** start Exercise inputs **

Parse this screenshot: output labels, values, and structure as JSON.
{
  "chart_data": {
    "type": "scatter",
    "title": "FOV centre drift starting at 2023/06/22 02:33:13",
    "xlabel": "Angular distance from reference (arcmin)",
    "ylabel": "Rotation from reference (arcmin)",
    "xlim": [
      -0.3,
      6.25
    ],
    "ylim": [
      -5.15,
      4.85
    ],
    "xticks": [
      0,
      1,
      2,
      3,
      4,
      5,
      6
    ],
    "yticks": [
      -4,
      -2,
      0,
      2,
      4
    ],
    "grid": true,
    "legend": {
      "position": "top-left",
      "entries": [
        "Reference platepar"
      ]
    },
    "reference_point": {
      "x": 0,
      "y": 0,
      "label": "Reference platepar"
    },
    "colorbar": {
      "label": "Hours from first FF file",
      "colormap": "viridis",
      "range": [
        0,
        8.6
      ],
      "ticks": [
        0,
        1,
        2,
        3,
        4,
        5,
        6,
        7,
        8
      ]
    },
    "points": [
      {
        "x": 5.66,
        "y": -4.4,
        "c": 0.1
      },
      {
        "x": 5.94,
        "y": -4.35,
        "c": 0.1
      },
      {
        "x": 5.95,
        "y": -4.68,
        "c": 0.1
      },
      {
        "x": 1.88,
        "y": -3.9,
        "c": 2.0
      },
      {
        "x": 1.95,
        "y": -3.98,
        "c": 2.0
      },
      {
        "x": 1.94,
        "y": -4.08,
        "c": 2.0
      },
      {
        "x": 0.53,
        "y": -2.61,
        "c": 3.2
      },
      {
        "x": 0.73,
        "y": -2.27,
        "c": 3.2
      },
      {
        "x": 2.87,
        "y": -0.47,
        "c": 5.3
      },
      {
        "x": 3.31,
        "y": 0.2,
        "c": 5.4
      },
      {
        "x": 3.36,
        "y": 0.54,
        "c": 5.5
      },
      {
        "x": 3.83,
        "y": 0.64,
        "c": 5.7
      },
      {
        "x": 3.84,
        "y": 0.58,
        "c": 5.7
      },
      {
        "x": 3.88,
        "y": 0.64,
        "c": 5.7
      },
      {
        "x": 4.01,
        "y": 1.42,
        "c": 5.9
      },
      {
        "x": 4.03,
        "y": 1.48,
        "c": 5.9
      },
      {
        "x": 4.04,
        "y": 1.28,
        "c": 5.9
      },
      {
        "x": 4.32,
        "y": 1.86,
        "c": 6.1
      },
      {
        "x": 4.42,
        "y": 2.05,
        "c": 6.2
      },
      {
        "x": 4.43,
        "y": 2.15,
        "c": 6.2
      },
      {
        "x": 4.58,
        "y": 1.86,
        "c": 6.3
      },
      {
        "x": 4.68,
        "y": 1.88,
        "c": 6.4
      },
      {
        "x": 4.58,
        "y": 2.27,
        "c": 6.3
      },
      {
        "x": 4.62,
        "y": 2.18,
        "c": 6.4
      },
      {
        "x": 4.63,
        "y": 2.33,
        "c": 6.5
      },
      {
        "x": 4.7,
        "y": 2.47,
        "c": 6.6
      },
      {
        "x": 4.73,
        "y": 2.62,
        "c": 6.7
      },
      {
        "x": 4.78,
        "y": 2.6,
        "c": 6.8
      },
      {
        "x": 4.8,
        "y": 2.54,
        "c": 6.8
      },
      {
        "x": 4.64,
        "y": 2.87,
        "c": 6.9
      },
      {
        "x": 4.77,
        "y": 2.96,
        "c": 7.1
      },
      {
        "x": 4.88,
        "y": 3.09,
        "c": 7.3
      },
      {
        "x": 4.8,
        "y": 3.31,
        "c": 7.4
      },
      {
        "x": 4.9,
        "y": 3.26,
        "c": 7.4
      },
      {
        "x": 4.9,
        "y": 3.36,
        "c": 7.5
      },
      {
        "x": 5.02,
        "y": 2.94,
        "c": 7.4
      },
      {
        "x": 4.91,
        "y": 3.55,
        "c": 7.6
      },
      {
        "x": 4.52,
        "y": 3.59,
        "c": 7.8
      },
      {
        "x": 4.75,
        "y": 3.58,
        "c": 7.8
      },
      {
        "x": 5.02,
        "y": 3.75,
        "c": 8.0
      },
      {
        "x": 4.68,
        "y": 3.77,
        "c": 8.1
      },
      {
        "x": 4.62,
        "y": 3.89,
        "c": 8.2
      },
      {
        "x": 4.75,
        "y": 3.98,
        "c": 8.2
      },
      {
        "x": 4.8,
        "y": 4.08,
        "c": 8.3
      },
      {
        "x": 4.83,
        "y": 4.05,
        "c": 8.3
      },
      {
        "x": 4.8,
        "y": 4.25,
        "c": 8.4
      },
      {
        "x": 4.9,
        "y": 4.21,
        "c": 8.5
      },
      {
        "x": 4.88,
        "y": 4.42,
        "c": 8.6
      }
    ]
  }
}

** end Exercise inputs **

## Short task
Repeat the records exactly, including every line.

## Task response
Parse this screenshot: output labels, values, and structure as JSON.
{
  "chart_data": {
    "type": "scatter",
    "title": "FOV centre drift starting at 2023/06/22 02:33:13",
    "xlabel": "Angular distance from reference (arcmin)",
    "ylabel": "Rotation from reference (arcmin)",
    "xlim": [
      -0.3,
      6.25
    ],
    "ylim": [
      -5.15,
      4.85
    ],
    "xticks": [
      0,
      1,
      2,
      3,
      4,
      5,
      6
    ],
    "yticks": [
      -4,
      -2,
      0,
      2,
      4
    ],
    "grid": true,
    "legend": {
      "position": "top-left",
      "entries": [
        "Reference platepar"
      ]
    },
    "reference_point": {
      "x": 0,
      "y": 0,
      "label": "Reference platepar"
    },
    "colorbar": {
      "label": "Hours from first FF file",
      "colormap": "viridis",
      "range": [
        0,
        8.6
      ],
      "ticks": [
        0,
        1,
        2,
        3,
        4,
        5,
        6,
        7,
        8
      ]
    },
    "points": [
      {
        "x": 5.66,
        "y": -4.4,
        "c": 0.1
      },
      {
        "x": 5.94,
        "y": -4.35,
        "c": 0.1
      },
      {
        "x": 5.95,
        "y": -4.68,
        "c": 0.1
      },
      {
        "x": 1.88,
        "y": -3.9,
        "c": 2.0
      },
      {
        "x": 1.95,
        "y": -3.98,
        "c": 2.0
      },
      {
        "x": 1.94,
        "y": -4.08,
        "c": 2.0
      },
      {
        "x": 0.53,
        "y": -2.61,
        "c": 3.2
      },
      {
        "x": 0.73,
        "y": -2.27,
        "c": 3.2
      },
      {
        "x": 2.87,
        "y": -0.47,
        "c": 5.3
      },
      {
        "x": 3.31,
        "y": 0.2,
        "c": 5.4
      },
      {
        "x": 3.36,
        "y": 0.54,
        "c": 5.5
      },
      {
        "x": 3.83,
        "y": 0.64,
        "c": 5.7
      },
      {
        "x": 3.84,
        "y": 0.58,
        "c": 5.7
      },
      {
        "x": 3.88,
        "y": 0.64,
        "c": 5.7
      },
      {
        "x": 4.01,
        "y": 1.42,
        "c": 5.9
      },
      {
        "x": 4.03,
        "y": 1.48,
        "c": 5.9
      },
      {
        "x": 4.04,
        "y": 1.28,
        "c": 5.9
      },
      {
        "x": 4.32,
        "y": 1.86,
        "c": 6.1
      },
      {
        "x": 4.42,
        "y": 2.05,
        "c": 6.2
      },
      {
        "x": 4.43,
        "y": 2.15,
        "c": 6.2
      },
      {
        "x": 4.58,
        "y": 1.86,
        "c": 6.3
      },
      {
        "x": 4.68,
        "y": 1.88,
        "c": 6.4
      },
      {
        "x": 4.58,
        "y": 2.27,
        "c": 6.3
      },
      {
        "x": 4.62,
        "y": 2.18,
        "c": 6.4
      },
      {
        "x": 4.63,
        "y": 2.33,
        "c": 6.5
      },
      {
        "x": 4.7,
        "y": 2.47,
        "c": 6.6
      },
      {
        "x": 4.73,
        "y": 2.62,
        "c": 6.7
      },
      {
        "x": 4.78,
        "y": 2.6,
        "c": 6.8
      },
      {
        "x": 4.8,
        "y": 2.54,
        "c": 6.8
      },
      {
        "x": 4.64,
        "y": 2.87,
        "c": 6.9
      },
      {
        "x": 4.77,
        "y": 2.96,
        "c": 7.1
      },
      {
        "x": 4.88,
        "y": 3.09,
        "c": 7.3
      },
      {
        "x": 4.8,
        "y": 3.31,
        "c": 7.4
      },
      {
        "x": 4.9,
        "y": 3.26,
        "c": 7.4
      },
      {
        "x": 4.9,
        "y": 3.36,
        "c": 7.5
      },
      {
        "x": 5.02,
        "y": 2.94,
        "c": 7.4
      },
      {
        "x": 4.91,
        "y": 3.55,
        "c": 7.6
      },
      {
        "x": 4.52,
        "y": 3.59,
        "c": 7.8
      },
      {
        "x": 4.75,
        "y": 3.58,
        "c": 7.8
      },
      {
        "x": 5.02,
        "y": 3.75,
        "c": 8.0
      },
      {
        "x": 4.68,
        "y": 3.77,
        "c": 8.1
      },
      {
        "x": 4.62,
        "y": 3.89,
        "c": 8.2
      },
      {
        "x": 4.75,
        "y": 3.98,
        "c": 8.2
      },
      {
        "x": 4.8,
        "y": 4.08,
        "c": 8.3
      },
      {
        "x": 4.83,
        "y": 4.05,
        "c": 8.3
      },
      {
        "x": 4.8,
        "y": 4.25,
        "c": 8.4
      },
      {
        "x": 4.9,
        "y": 4.21,
        "c": 8.5
      },
      {
        "x": 4.88,
        "y": 4.42,
        "c": 8.6
      }
    ]
  }
}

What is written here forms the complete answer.